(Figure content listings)
============================================================
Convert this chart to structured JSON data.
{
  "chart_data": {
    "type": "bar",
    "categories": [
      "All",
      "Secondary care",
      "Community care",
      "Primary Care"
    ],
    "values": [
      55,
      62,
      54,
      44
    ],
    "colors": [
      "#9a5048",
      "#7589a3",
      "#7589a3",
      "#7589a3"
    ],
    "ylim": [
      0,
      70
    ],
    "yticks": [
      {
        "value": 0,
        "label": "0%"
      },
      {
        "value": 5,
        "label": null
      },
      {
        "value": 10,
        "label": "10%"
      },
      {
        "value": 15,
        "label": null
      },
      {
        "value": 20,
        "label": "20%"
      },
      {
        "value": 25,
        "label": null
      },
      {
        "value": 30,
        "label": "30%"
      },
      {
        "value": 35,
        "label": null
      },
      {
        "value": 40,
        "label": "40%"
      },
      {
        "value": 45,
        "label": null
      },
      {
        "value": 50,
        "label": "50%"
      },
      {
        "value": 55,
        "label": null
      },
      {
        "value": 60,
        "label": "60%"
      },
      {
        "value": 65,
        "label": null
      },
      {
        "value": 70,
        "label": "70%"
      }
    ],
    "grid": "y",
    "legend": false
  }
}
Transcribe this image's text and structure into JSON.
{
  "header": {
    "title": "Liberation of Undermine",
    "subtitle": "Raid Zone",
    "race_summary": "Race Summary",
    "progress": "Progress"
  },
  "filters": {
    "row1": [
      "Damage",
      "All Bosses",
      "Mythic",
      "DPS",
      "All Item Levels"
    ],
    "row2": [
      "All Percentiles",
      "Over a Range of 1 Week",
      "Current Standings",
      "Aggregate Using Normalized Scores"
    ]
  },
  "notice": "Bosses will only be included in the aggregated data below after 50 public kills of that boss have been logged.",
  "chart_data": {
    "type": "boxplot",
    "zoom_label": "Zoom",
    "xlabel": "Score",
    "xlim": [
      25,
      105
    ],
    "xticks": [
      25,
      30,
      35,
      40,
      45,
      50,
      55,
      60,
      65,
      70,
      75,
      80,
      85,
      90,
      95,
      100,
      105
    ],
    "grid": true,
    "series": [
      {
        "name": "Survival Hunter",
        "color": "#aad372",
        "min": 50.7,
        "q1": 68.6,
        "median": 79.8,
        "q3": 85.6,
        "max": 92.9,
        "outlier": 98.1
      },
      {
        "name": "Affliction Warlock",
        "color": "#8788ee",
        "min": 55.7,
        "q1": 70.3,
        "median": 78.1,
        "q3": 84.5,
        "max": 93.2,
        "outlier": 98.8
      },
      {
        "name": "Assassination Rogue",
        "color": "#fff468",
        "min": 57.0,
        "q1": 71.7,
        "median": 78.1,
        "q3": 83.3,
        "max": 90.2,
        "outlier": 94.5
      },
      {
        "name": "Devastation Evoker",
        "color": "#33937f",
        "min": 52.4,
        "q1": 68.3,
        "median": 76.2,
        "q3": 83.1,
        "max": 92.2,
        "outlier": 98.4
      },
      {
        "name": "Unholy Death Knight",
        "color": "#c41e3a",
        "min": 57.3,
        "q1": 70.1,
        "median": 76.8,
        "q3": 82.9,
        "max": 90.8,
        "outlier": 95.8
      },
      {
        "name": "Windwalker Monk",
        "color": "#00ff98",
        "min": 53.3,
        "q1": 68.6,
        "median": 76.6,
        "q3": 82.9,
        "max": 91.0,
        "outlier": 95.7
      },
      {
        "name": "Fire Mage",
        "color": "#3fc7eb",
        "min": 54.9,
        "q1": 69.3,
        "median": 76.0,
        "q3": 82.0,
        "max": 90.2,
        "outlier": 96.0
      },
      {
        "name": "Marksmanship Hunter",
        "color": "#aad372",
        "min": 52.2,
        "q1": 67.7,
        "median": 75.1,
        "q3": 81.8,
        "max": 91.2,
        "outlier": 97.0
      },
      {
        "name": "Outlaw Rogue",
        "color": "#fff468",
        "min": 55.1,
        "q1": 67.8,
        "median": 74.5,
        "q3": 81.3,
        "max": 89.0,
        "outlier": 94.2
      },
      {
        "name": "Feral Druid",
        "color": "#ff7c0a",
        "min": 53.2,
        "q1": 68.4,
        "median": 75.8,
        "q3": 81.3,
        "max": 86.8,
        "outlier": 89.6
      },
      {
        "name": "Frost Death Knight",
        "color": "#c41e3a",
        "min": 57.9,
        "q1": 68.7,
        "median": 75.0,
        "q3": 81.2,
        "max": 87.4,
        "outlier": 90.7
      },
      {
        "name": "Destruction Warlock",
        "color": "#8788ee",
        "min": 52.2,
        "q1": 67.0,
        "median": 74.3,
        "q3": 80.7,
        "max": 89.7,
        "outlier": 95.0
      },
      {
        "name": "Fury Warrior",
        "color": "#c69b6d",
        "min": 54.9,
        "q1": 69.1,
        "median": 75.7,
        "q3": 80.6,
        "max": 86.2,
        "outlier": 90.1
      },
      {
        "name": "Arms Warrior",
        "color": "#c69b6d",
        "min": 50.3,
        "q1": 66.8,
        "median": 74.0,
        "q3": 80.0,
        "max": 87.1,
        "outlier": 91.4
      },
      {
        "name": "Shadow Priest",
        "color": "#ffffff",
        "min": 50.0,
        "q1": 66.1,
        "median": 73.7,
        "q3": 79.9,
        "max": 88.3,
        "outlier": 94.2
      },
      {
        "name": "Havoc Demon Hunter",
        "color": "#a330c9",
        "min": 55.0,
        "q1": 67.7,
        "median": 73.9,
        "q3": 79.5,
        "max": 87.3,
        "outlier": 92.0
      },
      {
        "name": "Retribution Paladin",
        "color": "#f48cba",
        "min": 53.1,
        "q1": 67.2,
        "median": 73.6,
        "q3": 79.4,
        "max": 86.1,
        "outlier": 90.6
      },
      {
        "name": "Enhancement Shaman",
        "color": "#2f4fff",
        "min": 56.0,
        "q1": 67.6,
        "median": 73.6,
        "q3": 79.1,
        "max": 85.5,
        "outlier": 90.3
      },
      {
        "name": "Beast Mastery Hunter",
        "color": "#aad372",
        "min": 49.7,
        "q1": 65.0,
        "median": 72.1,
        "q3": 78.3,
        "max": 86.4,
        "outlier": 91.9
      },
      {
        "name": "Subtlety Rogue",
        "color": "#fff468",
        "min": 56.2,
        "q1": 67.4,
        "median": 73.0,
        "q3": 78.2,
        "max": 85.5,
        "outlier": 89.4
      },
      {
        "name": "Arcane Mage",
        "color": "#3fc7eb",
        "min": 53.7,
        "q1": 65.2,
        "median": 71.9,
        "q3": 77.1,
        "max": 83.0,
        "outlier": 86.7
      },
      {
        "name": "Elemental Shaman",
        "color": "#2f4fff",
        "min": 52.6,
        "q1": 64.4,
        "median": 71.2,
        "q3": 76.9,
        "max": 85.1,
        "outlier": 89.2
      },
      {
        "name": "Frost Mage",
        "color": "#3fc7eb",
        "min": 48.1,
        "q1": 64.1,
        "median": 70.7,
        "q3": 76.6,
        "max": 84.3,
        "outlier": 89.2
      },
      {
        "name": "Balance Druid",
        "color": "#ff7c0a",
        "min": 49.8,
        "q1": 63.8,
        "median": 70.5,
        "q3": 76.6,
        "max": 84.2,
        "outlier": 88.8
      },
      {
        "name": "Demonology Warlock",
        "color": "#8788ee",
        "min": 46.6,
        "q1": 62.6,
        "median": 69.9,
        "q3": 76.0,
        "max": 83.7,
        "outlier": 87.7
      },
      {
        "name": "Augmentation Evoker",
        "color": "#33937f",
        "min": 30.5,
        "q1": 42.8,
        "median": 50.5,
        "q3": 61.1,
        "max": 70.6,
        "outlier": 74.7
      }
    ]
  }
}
============================================================
**Goal of the exercise**.
Look through the entries above; copy every line holding the string "this".

**Response**.
Convert this chart to structured JSON data.
Transcribe this image's text and structure into JSON.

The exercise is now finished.